**Requirement**. How many of the lines contain the string "communities"? Give the number, with no other words.

Data records:
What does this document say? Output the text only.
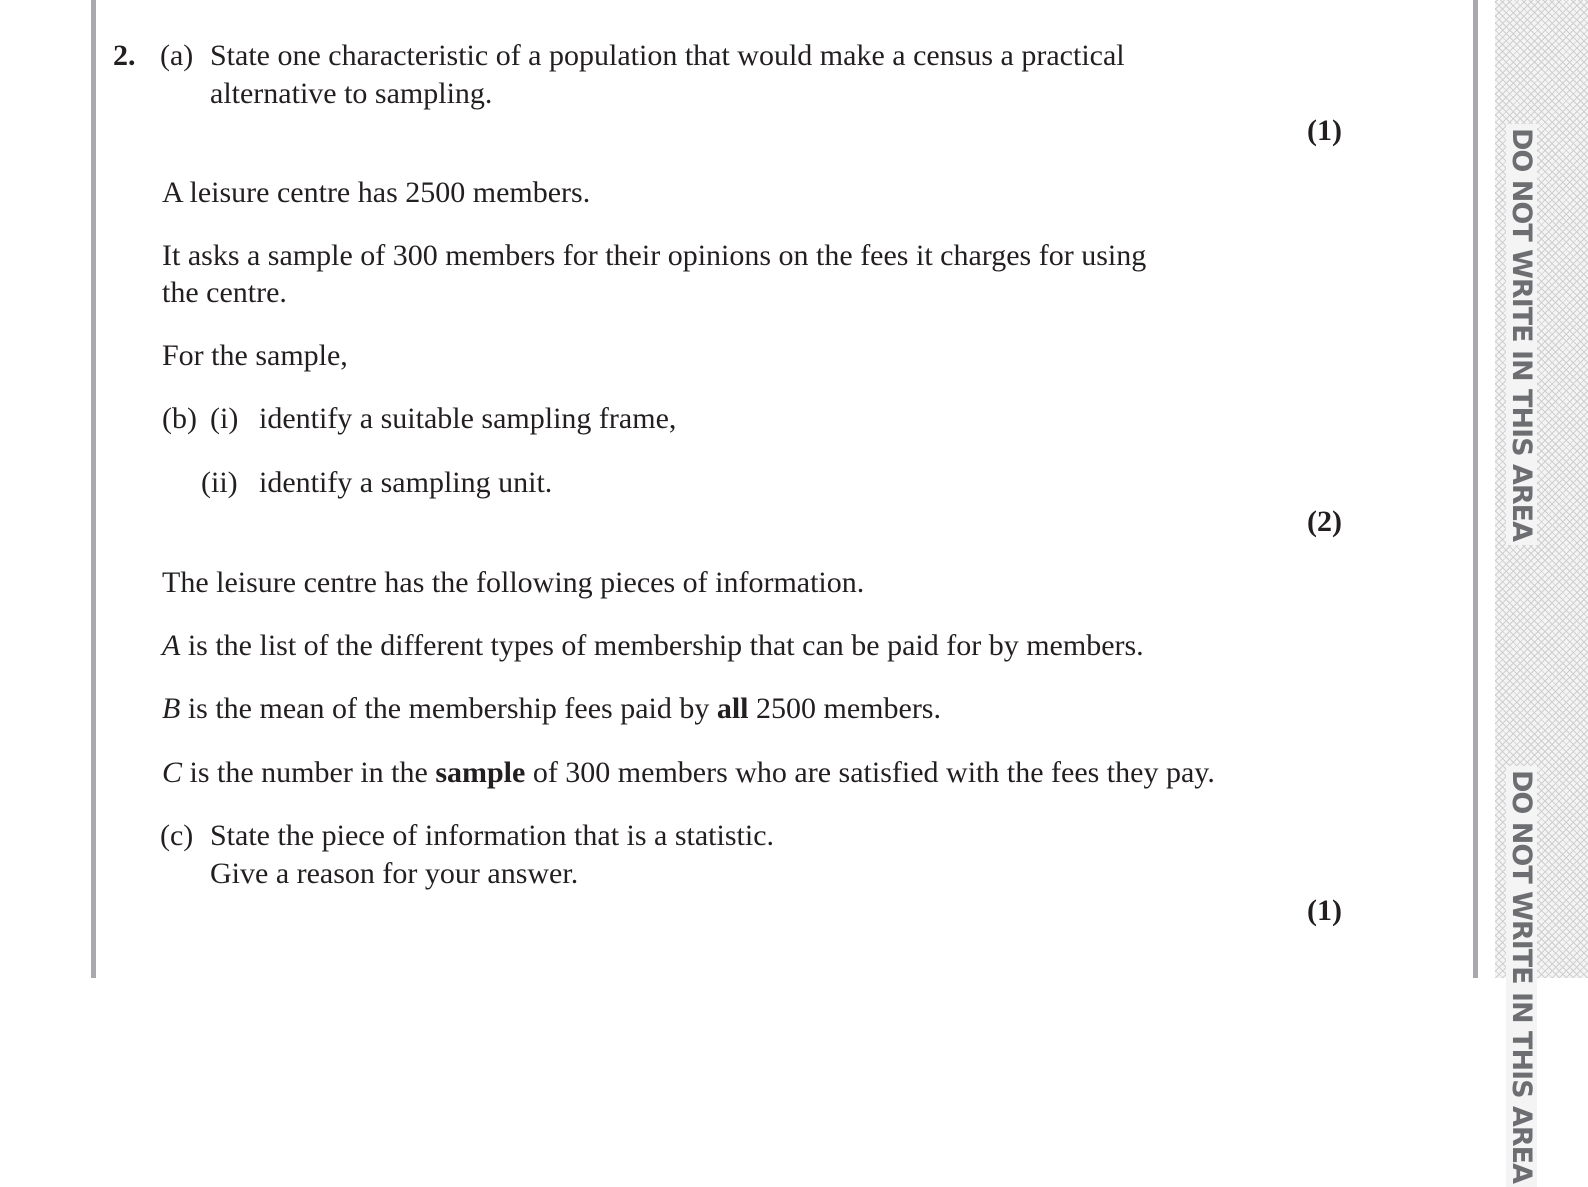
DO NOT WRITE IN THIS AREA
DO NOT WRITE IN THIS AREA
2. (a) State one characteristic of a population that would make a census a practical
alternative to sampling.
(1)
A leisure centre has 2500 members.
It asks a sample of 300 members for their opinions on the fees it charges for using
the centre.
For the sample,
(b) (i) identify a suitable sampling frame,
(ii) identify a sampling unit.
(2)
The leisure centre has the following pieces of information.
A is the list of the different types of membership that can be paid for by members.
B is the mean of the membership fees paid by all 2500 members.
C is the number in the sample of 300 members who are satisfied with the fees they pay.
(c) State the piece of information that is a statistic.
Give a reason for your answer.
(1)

...

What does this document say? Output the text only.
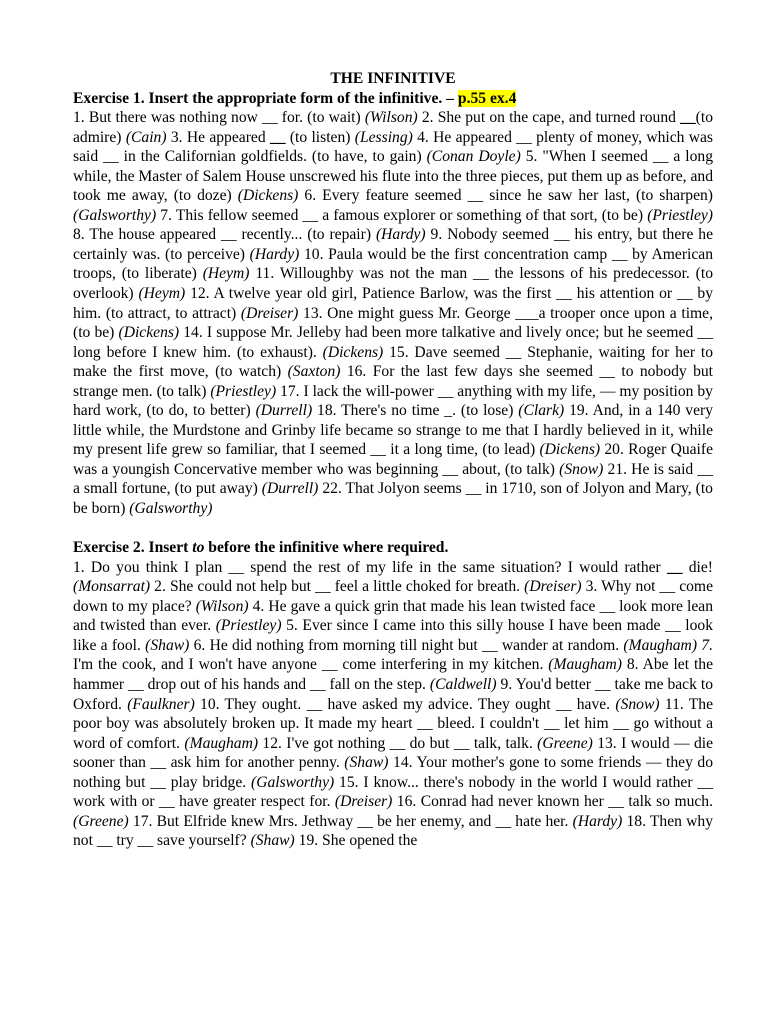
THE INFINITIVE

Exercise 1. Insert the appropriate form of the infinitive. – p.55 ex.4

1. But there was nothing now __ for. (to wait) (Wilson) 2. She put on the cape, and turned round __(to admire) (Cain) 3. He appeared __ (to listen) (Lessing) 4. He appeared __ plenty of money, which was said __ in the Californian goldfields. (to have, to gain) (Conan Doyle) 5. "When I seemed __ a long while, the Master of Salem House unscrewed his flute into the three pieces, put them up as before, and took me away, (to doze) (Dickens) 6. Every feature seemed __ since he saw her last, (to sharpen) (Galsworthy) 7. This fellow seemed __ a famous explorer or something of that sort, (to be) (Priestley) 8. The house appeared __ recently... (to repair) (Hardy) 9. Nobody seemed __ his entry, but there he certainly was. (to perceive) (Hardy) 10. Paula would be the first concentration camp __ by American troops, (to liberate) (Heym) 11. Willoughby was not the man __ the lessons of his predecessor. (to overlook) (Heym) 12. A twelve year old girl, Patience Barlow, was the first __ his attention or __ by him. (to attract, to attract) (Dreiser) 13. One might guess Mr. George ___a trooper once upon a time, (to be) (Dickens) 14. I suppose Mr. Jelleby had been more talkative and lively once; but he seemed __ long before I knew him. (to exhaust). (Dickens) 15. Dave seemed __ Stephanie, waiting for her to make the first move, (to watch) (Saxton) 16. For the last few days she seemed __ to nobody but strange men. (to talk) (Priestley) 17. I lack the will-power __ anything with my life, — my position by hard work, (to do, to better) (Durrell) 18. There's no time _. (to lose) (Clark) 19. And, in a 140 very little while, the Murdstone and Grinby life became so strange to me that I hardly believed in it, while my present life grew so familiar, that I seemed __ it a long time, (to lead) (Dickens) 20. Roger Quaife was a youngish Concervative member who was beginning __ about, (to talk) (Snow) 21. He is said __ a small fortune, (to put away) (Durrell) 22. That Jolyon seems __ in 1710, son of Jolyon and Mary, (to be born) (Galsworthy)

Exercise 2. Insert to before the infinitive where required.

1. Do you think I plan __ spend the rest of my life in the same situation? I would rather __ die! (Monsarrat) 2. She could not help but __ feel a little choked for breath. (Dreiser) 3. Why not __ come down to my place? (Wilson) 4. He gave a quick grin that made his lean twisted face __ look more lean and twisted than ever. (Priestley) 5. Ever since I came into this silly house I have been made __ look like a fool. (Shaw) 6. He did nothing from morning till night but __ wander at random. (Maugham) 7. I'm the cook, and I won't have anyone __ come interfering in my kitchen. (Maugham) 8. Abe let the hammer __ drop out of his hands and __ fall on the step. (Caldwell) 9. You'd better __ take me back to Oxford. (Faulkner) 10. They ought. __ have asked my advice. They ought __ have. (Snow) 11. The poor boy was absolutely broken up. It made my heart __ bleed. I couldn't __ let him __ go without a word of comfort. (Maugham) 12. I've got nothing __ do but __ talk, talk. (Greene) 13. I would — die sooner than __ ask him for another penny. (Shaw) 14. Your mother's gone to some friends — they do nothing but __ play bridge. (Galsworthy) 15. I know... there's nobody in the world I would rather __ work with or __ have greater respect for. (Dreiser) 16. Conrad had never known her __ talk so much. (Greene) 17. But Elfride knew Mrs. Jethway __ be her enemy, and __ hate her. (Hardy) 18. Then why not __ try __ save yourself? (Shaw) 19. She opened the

...

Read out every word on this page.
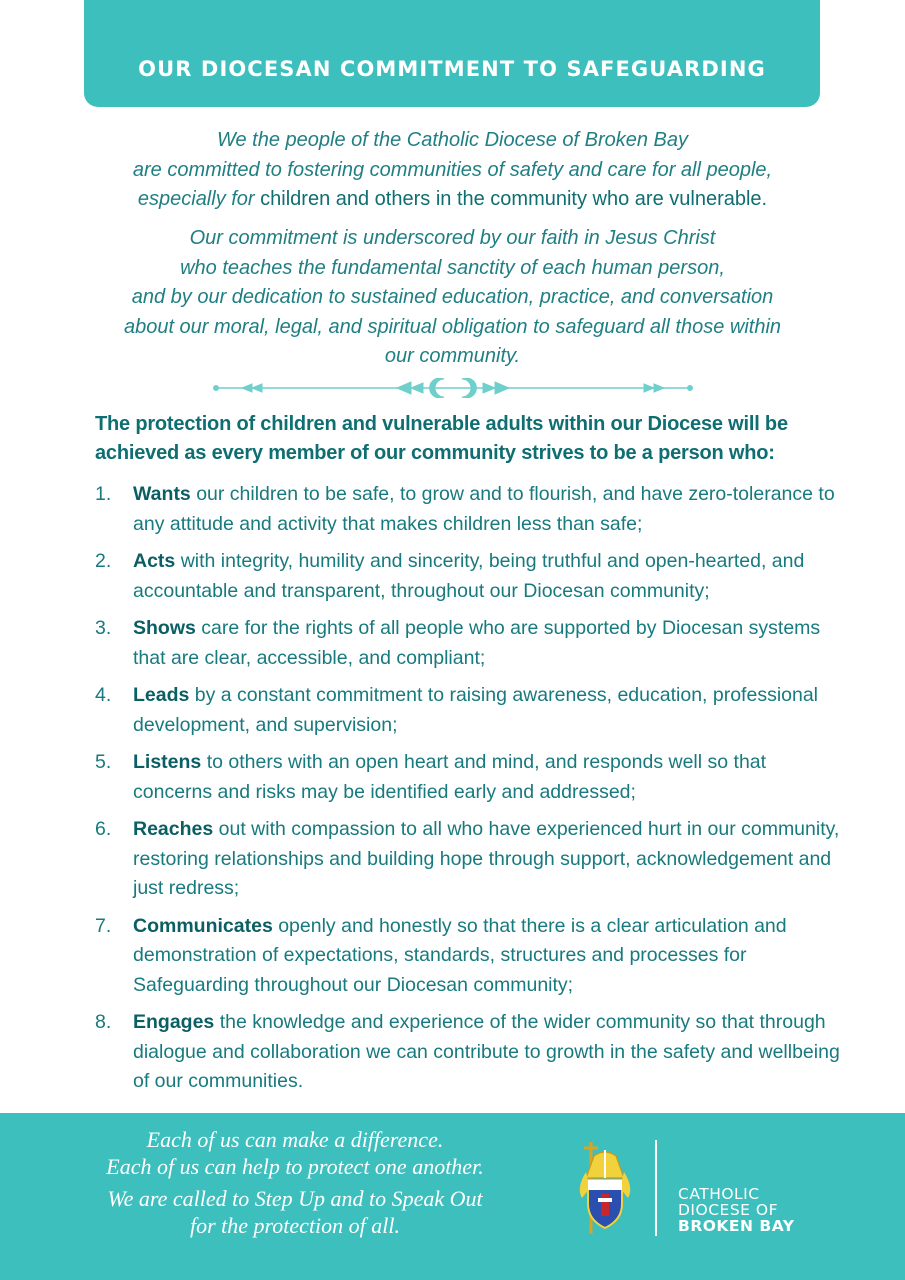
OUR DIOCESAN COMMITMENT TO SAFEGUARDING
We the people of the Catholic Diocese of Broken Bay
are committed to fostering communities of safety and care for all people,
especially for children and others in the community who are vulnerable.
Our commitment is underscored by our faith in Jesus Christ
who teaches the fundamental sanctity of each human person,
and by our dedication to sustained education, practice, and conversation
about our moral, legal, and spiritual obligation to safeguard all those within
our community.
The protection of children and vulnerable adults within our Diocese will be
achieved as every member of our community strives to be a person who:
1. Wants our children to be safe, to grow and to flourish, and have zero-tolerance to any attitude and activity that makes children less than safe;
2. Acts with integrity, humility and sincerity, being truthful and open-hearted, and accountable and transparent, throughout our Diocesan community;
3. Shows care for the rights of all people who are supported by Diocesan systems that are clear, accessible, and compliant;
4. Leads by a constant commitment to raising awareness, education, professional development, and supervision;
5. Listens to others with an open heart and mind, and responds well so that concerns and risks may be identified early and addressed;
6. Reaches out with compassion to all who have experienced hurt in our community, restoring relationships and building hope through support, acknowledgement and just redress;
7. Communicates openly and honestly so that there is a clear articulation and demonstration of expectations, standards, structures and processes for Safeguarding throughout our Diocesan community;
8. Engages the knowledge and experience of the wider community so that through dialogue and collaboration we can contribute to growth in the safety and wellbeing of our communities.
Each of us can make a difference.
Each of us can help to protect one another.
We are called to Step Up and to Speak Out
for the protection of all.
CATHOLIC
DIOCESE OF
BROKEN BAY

**Output**. 2